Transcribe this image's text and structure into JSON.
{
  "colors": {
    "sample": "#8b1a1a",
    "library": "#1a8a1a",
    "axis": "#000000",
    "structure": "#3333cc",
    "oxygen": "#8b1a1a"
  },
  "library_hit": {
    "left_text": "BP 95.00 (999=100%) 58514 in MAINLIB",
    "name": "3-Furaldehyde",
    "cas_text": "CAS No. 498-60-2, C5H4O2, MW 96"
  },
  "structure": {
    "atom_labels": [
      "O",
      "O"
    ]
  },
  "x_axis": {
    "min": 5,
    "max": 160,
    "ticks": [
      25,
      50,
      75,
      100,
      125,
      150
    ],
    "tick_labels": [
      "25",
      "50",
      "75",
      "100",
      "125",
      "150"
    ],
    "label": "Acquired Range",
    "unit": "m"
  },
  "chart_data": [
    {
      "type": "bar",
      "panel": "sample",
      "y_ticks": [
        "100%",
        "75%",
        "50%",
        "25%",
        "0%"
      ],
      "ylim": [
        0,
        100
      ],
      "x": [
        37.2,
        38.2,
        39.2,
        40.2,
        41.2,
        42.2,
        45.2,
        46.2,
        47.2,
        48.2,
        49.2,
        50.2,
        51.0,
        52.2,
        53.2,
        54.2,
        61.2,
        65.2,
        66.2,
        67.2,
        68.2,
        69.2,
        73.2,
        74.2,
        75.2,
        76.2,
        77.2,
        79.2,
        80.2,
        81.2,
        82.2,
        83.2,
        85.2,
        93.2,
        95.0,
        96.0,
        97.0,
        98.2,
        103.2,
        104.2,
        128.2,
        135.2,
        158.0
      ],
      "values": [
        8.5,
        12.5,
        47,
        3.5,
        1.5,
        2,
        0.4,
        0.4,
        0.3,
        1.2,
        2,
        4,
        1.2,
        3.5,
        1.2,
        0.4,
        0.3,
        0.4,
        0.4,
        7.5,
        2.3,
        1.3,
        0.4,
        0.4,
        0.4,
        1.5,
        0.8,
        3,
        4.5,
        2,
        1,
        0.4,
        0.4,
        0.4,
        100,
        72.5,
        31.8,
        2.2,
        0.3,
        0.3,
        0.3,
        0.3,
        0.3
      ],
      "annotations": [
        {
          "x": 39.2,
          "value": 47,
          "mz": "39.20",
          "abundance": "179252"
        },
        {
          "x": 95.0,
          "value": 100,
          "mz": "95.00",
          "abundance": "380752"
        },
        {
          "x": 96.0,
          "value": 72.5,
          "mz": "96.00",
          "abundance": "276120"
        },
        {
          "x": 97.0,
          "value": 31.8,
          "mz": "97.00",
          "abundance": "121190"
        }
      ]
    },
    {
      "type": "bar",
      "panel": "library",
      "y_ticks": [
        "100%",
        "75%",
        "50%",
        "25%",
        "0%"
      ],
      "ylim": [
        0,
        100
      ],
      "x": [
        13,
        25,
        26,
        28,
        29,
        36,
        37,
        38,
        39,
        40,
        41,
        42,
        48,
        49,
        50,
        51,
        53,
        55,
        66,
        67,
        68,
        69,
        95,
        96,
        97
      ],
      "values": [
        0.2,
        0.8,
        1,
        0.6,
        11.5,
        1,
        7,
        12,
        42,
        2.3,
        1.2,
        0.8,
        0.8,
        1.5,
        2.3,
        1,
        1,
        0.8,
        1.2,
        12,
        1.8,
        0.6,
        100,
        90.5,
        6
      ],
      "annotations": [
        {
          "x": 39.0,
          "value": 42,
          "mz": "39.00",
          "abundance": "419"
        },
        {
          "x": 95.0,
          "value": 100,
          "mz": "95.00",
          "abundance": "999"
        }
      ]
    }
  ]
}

To be done =
Set down every line of the listing above again, exactly as given.

Full solution =
Transcribe this image's text and structure into JSON.
{
  "colors": {
    "sample": "#8b1a1a",
    "library": "#1a8a1a",
    "axis": "#000000",
    "structure": "#3333cc",
    "oxygen": "#8b1a1a"
  },
  "library_hit": {
    "left_text": "BP 95.00 (999=100%) 58514 in MAINLIB",
    "name": "3-Furaldehyde",
    "cas_text": "CAS No. 498-60-2, C5H4O2, MW 96"
  },
  "structure": {
    "atom_labels": [
      "O",
      "O"
    ]
  },
  "x_axis": {
    "min": 5,
    "max": 160,
    "ticks": [
      25,
      50,
      75,
      100,
      125,
      150
    ],
    "tick_labels": [
      "25",
      "50",
      "75",
      "100",
      "125",
      "150"
    ],
    "label": "Acquired Range",
    "unit": "m"
  },
  "chart_data": [
    {
      "type": "bar",
      "panel": "sample",
      "y_ticks": [
        "100%",
        "75%",
        "50%",
        "25%",
        "0%"
      ],
      "ylim": [
        0,
        100
      ],
      "x": [
        37.2,
        38.2,
        39.2,
        40.2,
        41.2,
        42.2,
        45.2,
        46.2,
        47.2,
        48.2,
        49.2,
        50.2,
        51.0,
        52.2,
        53.2,
        54.2,
        61.2,
        65.2,
        66.2,
        67.2,
        68.2,
        69.2,
        73.2,
        74.2,
        75.2,
        76.2,
        77.2,
        79.2,
        80.2,
        81.2,
        82.2,
        83.2,
        85.2,
        93.2,
        95.0,
        96.0,
        97.0,
        98.2,
        103.2,
        104.2,
        128.2,
        135.2,
        158.0
      ],
      "values": [
        8.5,
        12.5,
        47,
        3.5,
        1.5,
        2,
        0.4,
        0.4,
        0.3,
        1.2,
        2,
        4,
        1.2,
        3.5,
        1.2,
        0.4,
        0.3,
        0.4,
        0.4,
        7.5,
        2.3,
        1.3,
        0.4,
        0.4,
        0.4,
        1.5,
        0.8,
        3,
        4.5,
        2,
        1,
        0.4,
        0.4,
        0.4,
        100,
        72.5,
        31.8,
        2.2,
        0.3,
        0.3,
        0.3,
        0.3,
        0.3
      ],
      "annotations": [
        {
          "x": 39.2,
          "value": 47,
          "mz": "39.20",
          "abundance": "179252"
        },
        {
          "x": 95.0,
          "value": 100,
          "mz": "95.00",
          "abundance": "380752"
        },
        {
          "x": 96.0,
          "value": 72.5,
          "mz": "96.00",
          "abundance": "276120"
        },
        {
          "x": 97.0,
          "value": 31.8,
          "mz": "97.00",
          "abundance": "121190"
        }
      ]
    },
    {
      "type": "bar",
      "panel": "library",
      "y_ticks": [
        "100%",
        "75%",
        "50%",
        "25%",
        "0%"
      ],
      "ylim": [
        0,
        100
      ],
      "x": [
        13,
        25,
        26,
        28,
        29,
        36,
        37,
        38,
        39,
        40,
        41,
        42,
        48,
        49,
        50,
        51,
        53,
        55,
        66,
        67,
        68,
        69,
        95,
        96,
        97
      ],
      "values": [
        0.2,
        0.8,
        1,
        0.6,
        11.5,
        1,
        7,
        12,
        42,
        2.3,
        1.2,
        0.8,
        0.8,
        1.5,
        2.3,
        1,
        1,
        0.8,
        1.2,
        12,
        1.8,
        0.6,
        100,
        90.5,
        6
      ],
      "annotations": [
        {
          "x": 39.0,
          "value": 42,
          "mz": "39.00",
          "abundance": "419"
        },
        {
          "x": 95.0,
          "value": 100,
          "mz": "95.00",
          "abundance": "999"
        }
      ]
    }
  ]
}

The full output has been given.